- Work instructions -
Copy out the data below as written; omit any images.
[BEGIN Records for the task]
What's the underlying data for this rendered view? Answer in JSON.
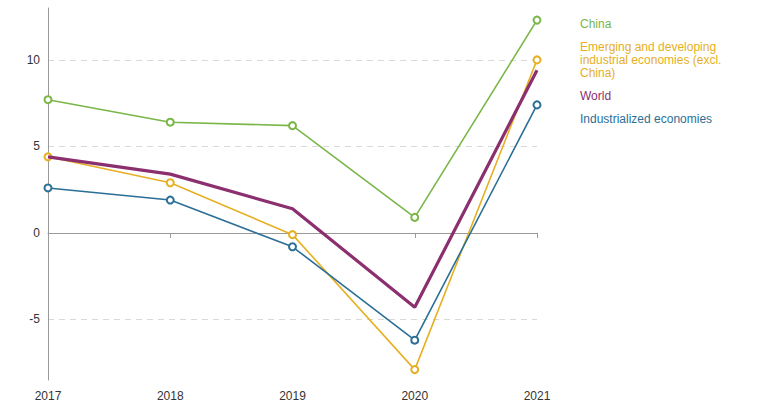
{
  "chart_data": {
    "type": "line",
    "categories": [
      "2017",
      "2018",
      "2019",
      "2020",
      "2021"
    ],
    "series": [
      {
        "name": "China",
        "color": "#7ab648",
        "marker": "circle",
        "values": [
          7.7,
          6.4,
          6.2,
          0.9,
          12.3
        ]
      },
      {
        "name": "Emerging and developing industrial economies (excl. China)",
        "color": "#e6b022",
        "marker": "circle",
        "values": [
          4.4,
          2.9,
          -0.1,
          -7.9,
          10.0
        ]
      },
      {
        "name": "World",
        "color": "#8b2f6f",
        "marker": "none",
        "values": [
          4.4,
          3.4,
          1.4,
          -4.3,
          9.4
        ]
      },
      {
        "name": "Industrialized economies",
        "color": "#2b6f96",
        "marker": "circle",
        "values": [
          2.6,
          1.9,
          -0.8,
          -6.2,
          7.4
        ]
      }
    ],
    "ylim": [
      -8.5,
      13
    ],
    "yticks": [
      -5,
      0,
      5,
      10
    ],
    "grid": true,
    "legend": "top-right"
  }
}
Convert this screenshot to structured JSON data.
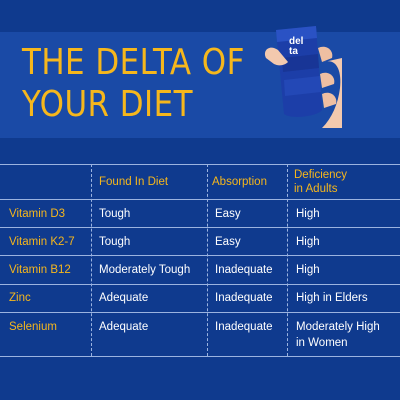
{
  "title": {
    "line1": "THE DELTA OF",
    "line2": "YOUR DIET"
  },
  "product": {
    "brand_line1": "del",
    "brand_line2": "ta"
  },
  "table": {
    "headers": {
      "found": "Found In Diet",
      "absorption": "Absorption",
      "deficiency_line1": "Deficiency",
      "deficiency_line2": "in Adults"
    },
    "rows": [
      {
        "nutrient": "Vitamin D3",
        "found": "Tough",
        "absorption": "Easy",
        "deficiency_line1": "High",
        "deficiency_line2": ""
      },
      {
        "nutrient": "Vitamin K2-7",
        "found": "Tough",
        "absorption": "Easy",
        "deficiency_line1": "High",
        "deficiency_line2": ""
      },
      {
        "nutrient": "Vitamin B12",
        "found": "Moderately Tough",
        "absorption": "Inadequate",
        "deficiency_line1": "High",
        "deficiency_line2": ""
      },
      {
        "nutrient": "Zinc",
        "found": "Adequate",
        "absorption": "Inadequate",
        "deficiency_line1": "High in Elders",
        "deficiency_line2": ""
      },
      {
        "nutrient": "Selenium",
        "found": "Adequate",
        "absorption": "Inadequate",
        "deficiency_line1": "Moderately High",
        "deficiency_line2": "in Women"
      }
    ]
  },
  "colors": {
    "background": "#0f3a8e",
    "header_band": "#1a4aa6",
    "accent": "#f6b71c",
    "text": "#ffffff",
    "rule": "#9bb3e0"
  }
}
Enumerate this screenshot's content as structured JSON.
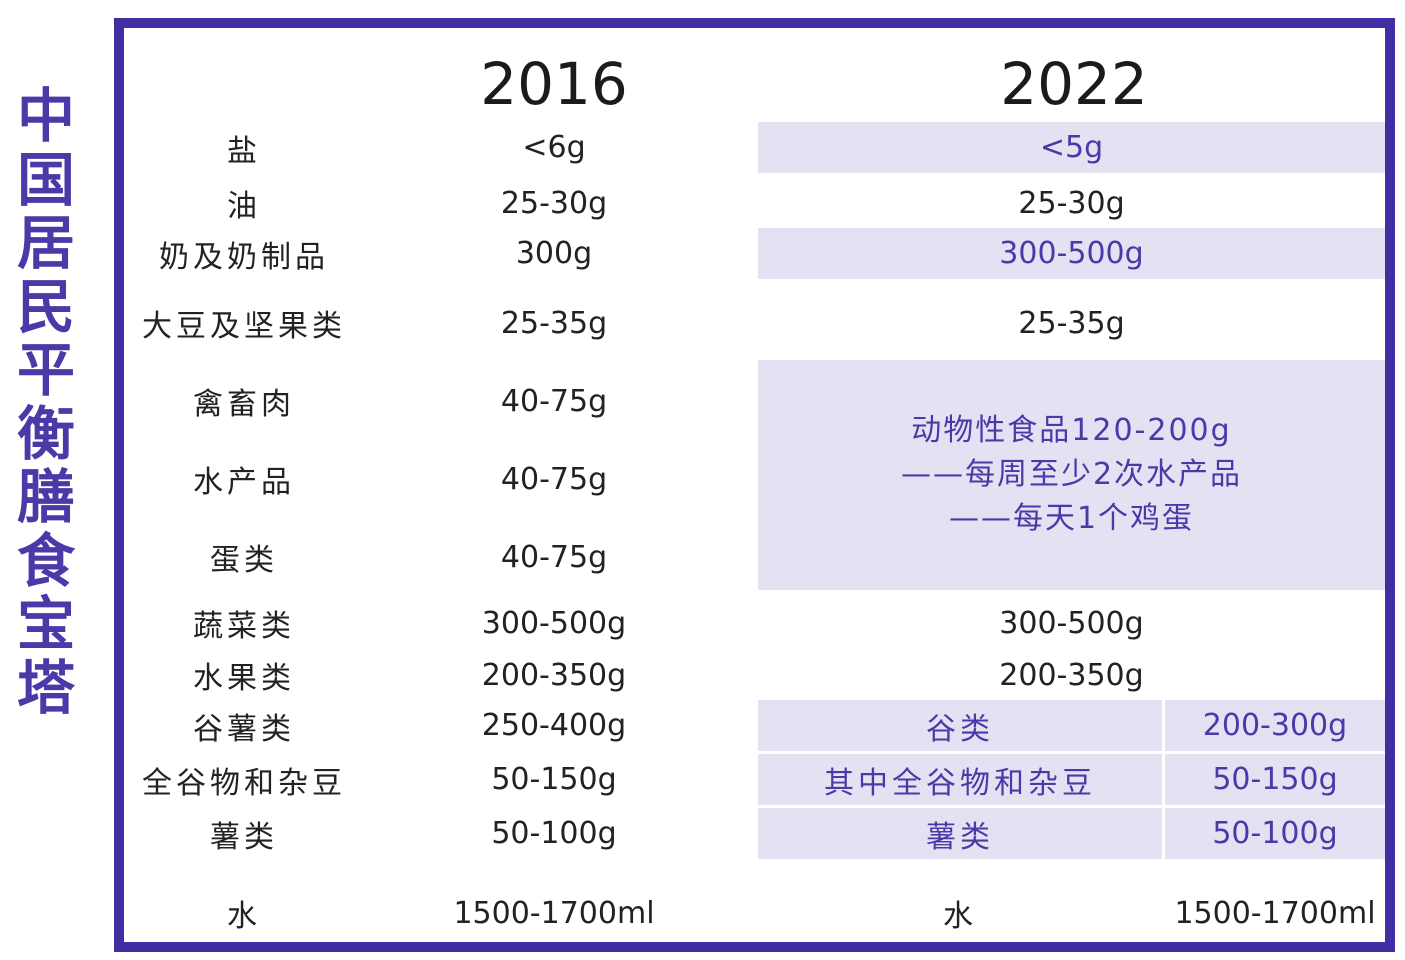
[END Records for the task]
- Output of the exercise -
What's the underlying data for this rendered view? Answer in JSON.
{
  "chart_data": {
    "type": "line",
    "categories": [
      "2017",
      "2018",
      "2019",
      "2020",
      "2021"
    ],
    "series": [
      {
        "name": "China",
        "color": "#7ab648",
        "marker": "circle",
        "values": [
          7.7,
          6.4,
          6.2,
          0.9,
          12.3
        ]
      },
      {
        "name": "Emerging and developing industrial economies (excl. China)",
        "color": "#e6b022",
        "marker": "circle",
        "values": [
          4.4,
          2.9,
          -0.1,
          -7.9,
          10.0
        ]
      },
      {
        "name": "World",
        "color": "#8b2f6f",
        "marker": "none",
        "values": [
          4.4,
          3.4,
          1.4,
          -4.3,
          9.4
        ]
      },
      {
        "name": "Industrialized economies",
        "color": "#2b6f96",
        "marker": "circle",
        "values": [
          2.6,
          1.9,
          -0.8,
          -6.2,
          7.4
        ]
      }
    ],
    "ylim": [
      -8.5,
      13
    ],
    "yticks": [
      -5,
      0,
      5,
      10
    ],
    "grid": true,
    "legend": "top-right"
  }
}
Convert this screenshot to structured JSON data.
{
  "title": {
    "line1": "THE DELTA OF",
    "line2": "YOUR DIET"
  },
  "product": {
    "brand_line1": "del",
    "brand_line2": "ta"
  },
  "table": {
    "headers": {
      "found": "Found In Diet",
      "absorption": "Absorption",
      "deficiency_line1": "Deficiency",
      "deficiency_line2": "in Adults"
    },
    "rows": [
      {
        "nutrient": "Vitamin D3",
        "found": "Tough",
        "absorption": "Easy",
        "deficiency_line1": "High",
        "deficiency_line2": ""
      },
      {
        "nutrient": "Vitamin K2-7",
        "found": "Tough",
        "absorption": "Easy",
        "deficiency_line1": "High",
        "deficiency_line2": ""
      },
      {
        "nutrient": "Vitamin B12",
        "found": "Moderately Tough",
        "absorption": "Inadequate",
        "deficiency_line1": "High",
        "deficiency_line2": ""
      },
      {
        "nutrient": "Zinc",
        "found": "Adequate",
        "absorption": "Inadequate",
        "deficiency_line1": "High in Elders",
        "deficiency_line2": ""
      },
      {
        "nutrient": "Selenium",
        "found": "Adequate",
        "absorption": "Inadequate",
        "deficiency_line1": "Moderately High",
        "deficiency_line2": "in Women"
      }
    ]
  },
  "colors": {
    "background": "#0f3a8e",
    "header_band": "#1a4aa6",
    "accent": "#f6b71c",
    "text": "#ffffff",
    "rule": "#9bb3e0"
  }
}
Enumerate this screenshot's content as structured JSON.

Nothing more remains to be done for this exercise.